### Records for this exercise
* start *

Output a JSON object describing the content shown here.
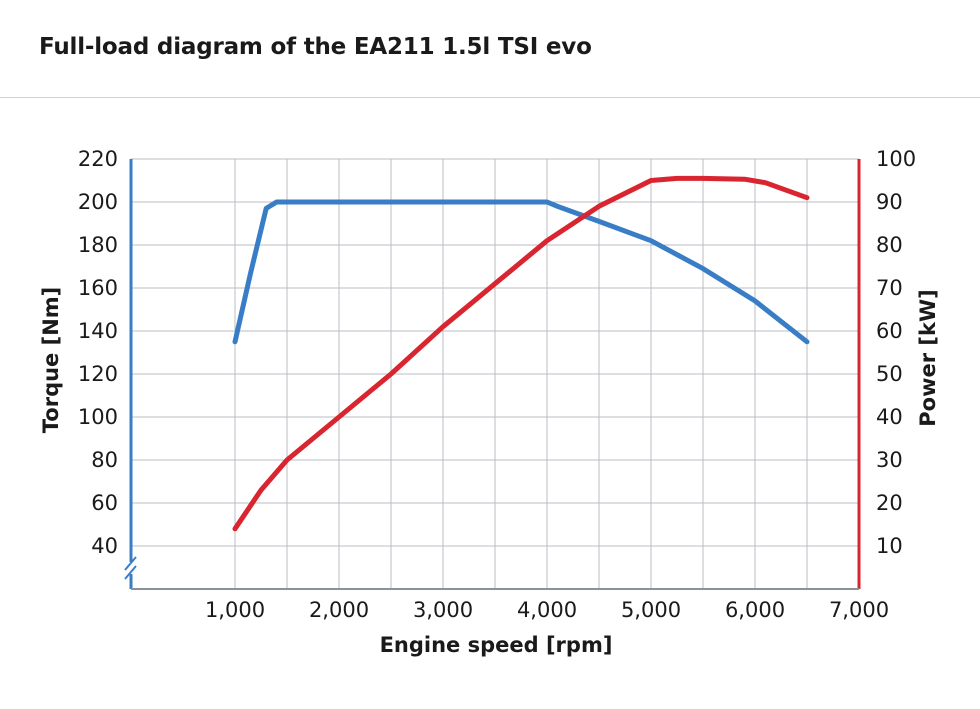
{
  "title": "Full-load diagram of the EA211 1.5l TSI evo",
  "chart_data": {
    "type": "line",
    "title": "Full-load diagram of the EA211 1.5l TSI evo",
    "xlabel": "Engine speed [rpm]",
    "ylabel_left": "Torque [Nm]",
    "ylabel_right": "Power [kW]",
    "xlim": [
      0,
      7000
    ],
    "ylim_left": [
      20,
      220
    ],
    "ylim_right": [
      0,
      100
    ],
    "x_ticks": [
      1000,
      2000,
      3000,
      4000,
      5000,
      6000,
      7000
    ],
    "x_tick_labels": [
      "1,000",
      "2,000",
      "3,000",
      "4,000",
      "5,000",
      "6,000",
      "7,000"
    ],
    "y_left_ticks": [
      40,
      60,
      80,
      100,
      120,
      140,
      160,
      180,
      200,
      220
    ],
    "y_left_tick_labels": [
      "40",
      "60",
      "80",
      "100",
      "120",
      "140",
      "160",
      "180",
      "200",
      "220"
    ],
    "y_right_ticks": [
      10,
      20,
      30,
      40,
      50,
      60,
      70,
      80,
      90,
      100
    ],
    "y_right_tick_labels": [
      "10",
      "20",
      "30",
      "40",
      "50",
      "60",
      "70",
      "80",
      "90",
      "100"
    ],
    "grid": true,
    "axis_break_left": true,
    "colors": {
      "torque": "#3a7dc7",
      "power": "#d9252f",
      "grid": "#b8bec4",
      "text": "#1a1a1a"
    },
    "series": [
      {
        "key": "torque",
        "axis": "left",
        "x": [
          1000,
          1150,
          1300,
          1400,
          1500,
          2000,
          3000,
          4000,
          4100,
          4500,
          5000,
          5500,
          6000,
          6500
        ],
        "values": [
          135,
          167,
          197,
          200,
          200,
          200,
          200,
          200,
          198,
          191,
          182,
          169,
          154,
          135
        ]
      },
      {
        "key": "power",
        "axis": "right",
        "x": [
          1000,
          1250,
          1500,
          2000,
          2500,
          3000,
          3500,
          4000,
          4500,
          5000,
          5250,
          5500,
          5900,
          6100,
          6500
        ],
        "values": [
          14,
          23,
          30,
          40,
          50,
          61,
          71,
          81,
          89,
          95,
          95.5,
          95.5,
          95.3,
          94.5,
          91
        ]
      }
    ]
  }
}
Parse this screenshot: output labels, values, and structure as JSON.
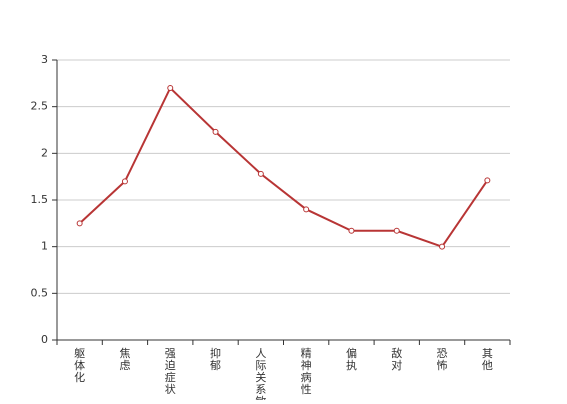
{
  "chart_data": {
    "type": "line",
    "categories": [
      "躯体化",
      "焦虑",
      "强迫症状",
      "抑郁",
      "人际关系敏感",
      "精神病性",
      "偏执",
      "敌对",
      "恐怖",
      "其他"
    ],
    "series": [
      {
        "color": "#b83535",
        "values": [
          1.25,
          1.7,
          2.7,
          2.23,
          1.78,
          1.4,
          1.17,
          1.17,
          1.0,
          1.71
        ]
      }
    ],
    "ylim": [
      0,
      3
    ],
    "yticks": [
      0,
      0.5,
      1,
      1.5,
      2,
      2.5,
      3
    ],
    "grid": true
  }
}
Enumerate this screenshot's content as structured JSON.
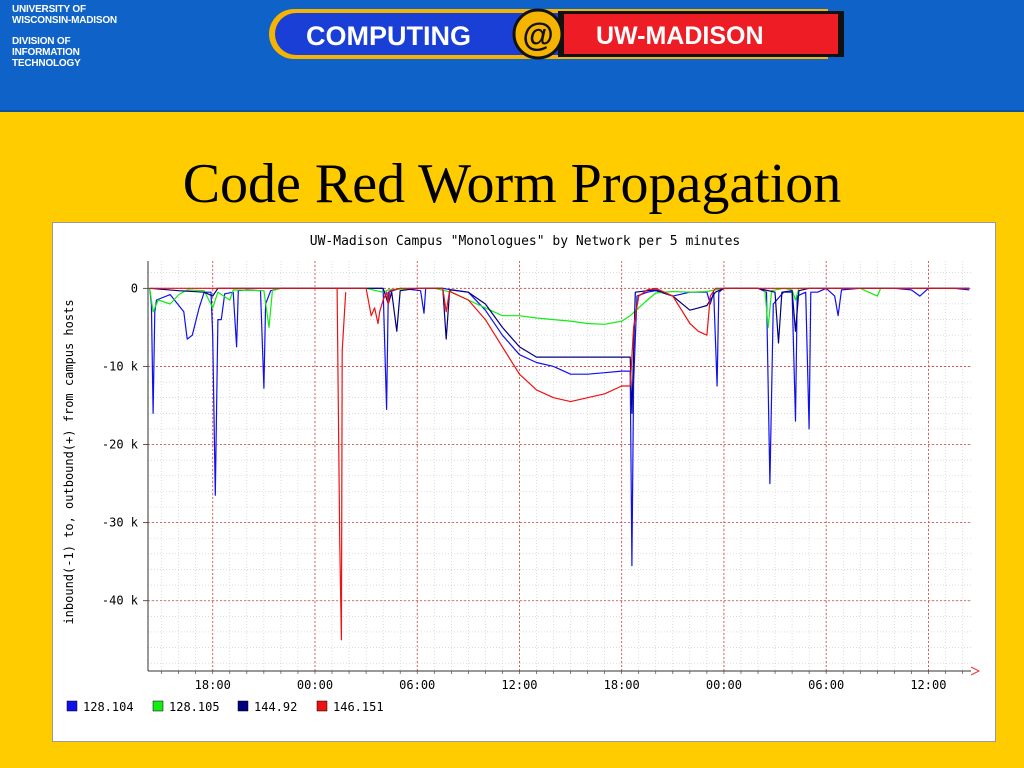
{
  "header": {
    "university_line1": "UNIVERSITY OF",
    "university_line2": "WISCONSIN-MADISON",
    "division_line1": "DIVISION OF",
    "division_line2": "INFORMATION",
    "division_line3": "TECHNOLOGY",
    "logo_left": "COMPUTING",
    "logo_at": "@",
    "logo_right": "UW-MADISON"
  },
  "slide": {
    "title": "Code Red Worm Propagation"
  },
  "colors": {
    "background": "#ffcc00",
    "banner": "#0f62c8",
    "logo_blue": "#1a3fd6",
    "logo_red": "#ee1c24",
    "logo_gold": "#f5b400"
  },
  "chart_data": {
    "type": "line",
    "title": "UW-Madison Campus \"Monologues\" by Network per 5 minutes",
    "ylabel": "inbound(-1) to, outbound(+) from campus hosts",
    "xlabel": "",
    "x_ticks": [
      "18:00",
      "00:00",
      "06:00",
      "12:00",
      "18:00",
      "00:00",
      "06:00",
      "12:00"
    ],
    "x_tick_hours": [
      18,
      24,
      30,
      36,
      42,
      48,
      54,
      60
    ],
    "xlim": [
      14.2,
      62.5
    ],
    "y_ticks": [
      0,
      -10000,
      -20000,
      -30000,
      -40000
    ],
    "y_tick_labels": [
      "0",
      "-10 k",
      "-20 k",
      "-30 k",
      "-40 k"
    ],
    "ylim": [
      -49000,
      3500
    ],
    "grid": true,
    "legend_position": "bottom",
    "series": [
      {
        "name": "128.104",
        "color": "#1010ee",
        "points": [
          [
            14.3,
            0
          ],
          [
            14.4,
            -2000
          ],
          [
            14.5,
            -16000
          ],
          [
            14.6,
            -3000
          ],
          [
            14.7,
            -1500
          ],
          [
            15.5,
            -800
          ],
          [
            16.3,
            -3000
          ],
          [
            16.5,
            -6500
          ],
          [
            16.8,
            -6000
          ],
          [
            17.2,
            -2500
          ],
          [
            17.5,
            -500
          ],
          [
            17.9,
            -500
          ],
          [
            18,
            -6000
          ],
          [
            18.15,
            -26500
          ],
          [
            18.3,
            -4000
          ],
          [
            18.5,
            -4000
          ],
          [
            18.7,
            -700
          ],
          [
            19.2,
            -500
          ],
          [
            19.4,
            -7500
          ],
          [
            19.5,
            -300
          ],
          [
            20,
            -200
          ],
          [
            20.8,
            -300
          ],
          [
            21,
            -12800
          ],
          [
            21.1,
            -2000
          ],
          [
            21.4,
            -300
          ],
          [
            22,
            0
          ],
          [
            24,
            0
          ],
          [
            28,
            0
          ],
          [
            28.2,
            -15500
          ],
          [
            28.3,
            -500
          ],
          [
            29,
            0
          ],
          [
            30.2,
            -300
          ],
          [
            30.4,
            -3200
          ],
          [
            30.5,
            0
          ],
          [
            31.5,
            0
          ],
          [
            32,
            -200
          ],
          [
            33,
            -500
          ],
          [
            34,
            -2800
          ],
          [
            35,
            -6000
          ],
          [
            36,
            -8500
          ],
          [
            37,
            -9500
          ],
          [
            38,
            -10000
          ],
          [
            39,
            -11000
          ],
          [
            40,
            -11000
          ],
          [
            41,
            -10800
          ],
          [
            42,
            -10600
          ],
          [
            42.5,
            -10600
          ],
          [
            42.6,
            -35500
          ],
          [
            42.7,
            -12000
          ],
          [
            42.9,
            -1000
          ],
          [
            43.5,
            -500
          ],
          [
            44,
            -300
          ],
          [
            45,
            -1000
          ],
          [
            46,
            -500
          ],
          [
            47,
            -500
          ],
          [
            47.2,
            -2000
          ],
          [
            47.4,
            -500
          ],
          [
            47.6,
            -12500
          ],
          [
            47.7,
            -500
          ],
          [
            48,
            0
          ],
          [
            50,
            0
          ],
          [
            50.5,
            -500
          ],
          [
            50.7,
            -25000
          ],
          [
            50.9,
            -2000
          ],
          [
            51.5,
            -500
          ],
          [
            52,
            -500
          ],
          [
            52.2,
            -17000
          ],
          [
            52.3,
            -1000
          ],
          [
            52.8,
            -500
          ],
          [
            53,
            -18000
          ],
          [
            53.1,
            -500
          ],
          [
            53.5,
            -500
          ],
          [
            54,
            0
          ],
          [
            54.5,
            -1000
          ],
          [
            54.7,
            -3500
          ],
          [
            54.9,
            -200
          ],
          [
            56,
            0
          ],
          [
            58,
            0
          ],
          [
            59,
            -200
          ],
          [
            59.5,
            -1000
          ],
          [
            60,
            0
          ],
          [
            61.5,
            0
          ],
          [
            62.4,
            -200
          ]
        ]
      },
      {
        "name": "128.105",
        "color": "#11ee11",
        "points": [
          [
            14.3,
            0
          ],
          [
            14.5,
            -3000
          ],
          [
            14.8,
            -1500
          ],
          [
            15.5,
            -2000
          ],
          [
            16,
            -800
          ],
          [
            16.5,
            -200
          ],
          [
            17.5,
            -300
          ],
          [
            18,
            -2500
          ],
          [
            18.3,
            -500
          ],
          [
            19,
            -1500
          ],
          [
            19.2,
            -200
          ],
          [
            21,
            -300
          ],
          [
            21.3,
            -5000
          ],
          [
            21.5,
            -300
          ],
          [
            22,
            0
          ],
          [
            24,
            0
          ],
          [
            27,
            0
          ],
          [
            28,
            -500
          ],
          [
            28.3,
            -200
          ],
          [
            30,
            0
          ],
          [
            31,
            0
          ],
          [
            32,
            -500
          ],
          [
            33,
            -1500
          ],
          [
            34,
            -2500
          ],
          [
            35,
            -3500
          ],
          [
            36,
            -3500
          ],
          [
            37,
            -3800
          ],
          [
            38,
            -4000
          ],
          [
            39,
            -4200
          ],
          [
            40,
            -4500
          ],
          [
            41,
            -4600
          ],
          [
            42,
            -4200
          ],
          [
            42.5,
            -3500
          ],
          [
            43,
            -2500
          ],
          [
            43.5,
            -1500
          ],
          [
            44,
            -600
          ],
          [
            45,
            -400
          ],
          [
            46,
            -500
          ],
          [
            47,
            -400
          ],
          [
            48,
            0
          ],
          [
            50,
            0
          ],
          [
            50.4,
            -200
          ],
          [
            50.6,
            -5000
          ],
          [
            50.8,
            -300
          ],
          [
            51.5,
            0
          ],
          [
            52,
            -200
          ],
          [
            52.2,
            -1500
          ],
          [
            52.4,
            0
          ],
          [
            54,
            0
          ],
          [
            56,
            0
          ],
          [
            57,
            -1000
          ],
          [
            57.2,
            0
          ],
          [
            60,
            0
          ],
          [
            62.4,
            0
          ]
        ]
      },
      {
        "name": "144.92",
        "color": "#000080",
        "points": [
          [
            14.3,
            0
          ],
          [
            16,
            -300
          ],
          [
            17.5,
            -500
          ],
          [
            18,
            -1000
          ],
          [
            18.3,
            0
          ],
          [
            20,
            0
          ],
          [
            22,
            0
          ],
          [
            24,
            0
          ],
          [
            28,
            0
          ],
          [
            28.3,
            -2000
          ],
          [
            28.5,
            -500
          ],
          [
            28.8,
            -5500
          ],
          [
            29,
            -300
          ],
          [
            30,
            0
          ],
          [
            31.5,
            0
          ],
          [
            31.7,
            -6500
          ],
          [
            31.9,
            -300
          ],
          [
            32,
            -200
          ],
          [
            33,
            -500
          ],
          [
            34,
            -2000
          ],
          [
            35,
            -5000
          ],
          [
            36,
            -7500
          ],
          [
            37,
            -8800
          ],
          [
            38,
            -8800
          ],
          [
            39,
            -8800
          ],
          [
            40,
            -8800
          ],
          [
            41,
            -8800
          ],
          [
            42,
            -8800
          ],
          [
            42.5,
            -8800
          ],
          [
            42.6,
            -16000
          ],
          [
            42.8,
            -500
          ],
          [
            43.5,
            -300
          ],
          [
            44,
            -200
          ],
          [
            45,
            -1000
          ],
          [
            46,
            -2800
          ],
          [
            46.5,
            -2500
          ],
          [
            47,
            -2200
          ],
          [
            47.5,
            -500
          ],
          [
            48,
            0
          ],
          [
            50,
            0
          ],
          [
            51,
            -500
          ],
          [
            51.2,
            -7000
          ],
          [
            51.4,
            -500
          ],
          [
            52,
            -300
          ],
          [
            52.2,
            -5500
          ],
          [
            52.4,
            -300
          ],
          [
            53,
            0
          ],
          [
            54,
            0
          ],
          [
            56,
            0
          ],
          [
            58,
            0
          ],
          [
            60,
            0
          ],
          [
            62.4,
            0
          ]
        ]
      },
      {
        "name": "146.151",
        "color": "#ee1111",
        "points": [
          [
            14.3,
            0
          ],
          [
            16,
            0
          ],
          [
            18,
            0
          ],
          [
            20,
            0
          ],
          [
            22,
            0
          ],
          [
            24,
            0
          ],
          [
            27,
            0
          ],
          [
            27.3,
            -3500
          ],
          [
            27.5,
            -2500
          ],
          [
            27.7,
            -4500
          ],
          [
            27.8,
            -3000
          ],
          [
            28,
            -1500
          ],
          [
            28.2,
            -500
          ],
          [
            28.3,
            -2000
          ],
          [
            28.4,
            -300
          ],
          [
            29,
            0
          ],
          [
            30,
            0
          ],
          [
            31.5,
            0
          ],
          [
            31.7,
            -3000
          ],
          [
            31.9,
            -300
          ],
          [
            32,
            -500
          ],
          [
            33,
            -1500
          ],
          [
            34,
            -4000
          ],
          [
            35,
            -7500
          ],
          [
            36,
            -11000
          ],
          [
            37,
            -13000
          ],
          [
            38,
            -14000
          ],
          [
            39,
            -14500
          ],
          [
            40,
            -14000
          ],
          [
            41,
            -13500
          ],
          [
            42,
            -12500
          ],
          [
            42.5,
            -12500
          ],
          [
            42.7,
            -5000
          ],
          [
            43,
            -1000
          ],
          [
            43.5,
            -200
          ],
          [
            44,
            0
          ],
          [
            45,
            -1000
          ],
          [
            46,
            -4500
          ],
          [
            46.5,
            -5500
          ],
          [
            47,
            -6000
          ],
          [
            47.2,
            -1000
          ],
          [
            47.5,
            0
          ],
          [
            48,
            0
          ],
          [
            54,
            0
          ],
          [
            56,
            0
          ],
          [
            60,
            0
          ],
          [
            62.4,
            0
          ]
        ]
      },
      {
        "name": "",
        "color": "#ee1111",
        "points": [
          [
            25.3,
            0
          ],
          [
            25.45,
            -32000
          ],
          [
            25.55,
            -45000
          ],
          [
            25.6,
            -8000
          ],
          [
            25.8,
            -500
          ]
        ]
      }
    ]
  }
}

* end *

### Given exercise
Among the entries above, identify all lines with "true" and copy them.

### Output
    "grid": true,
    "axis_break_left": true,
    "grid": true
    "grid": true,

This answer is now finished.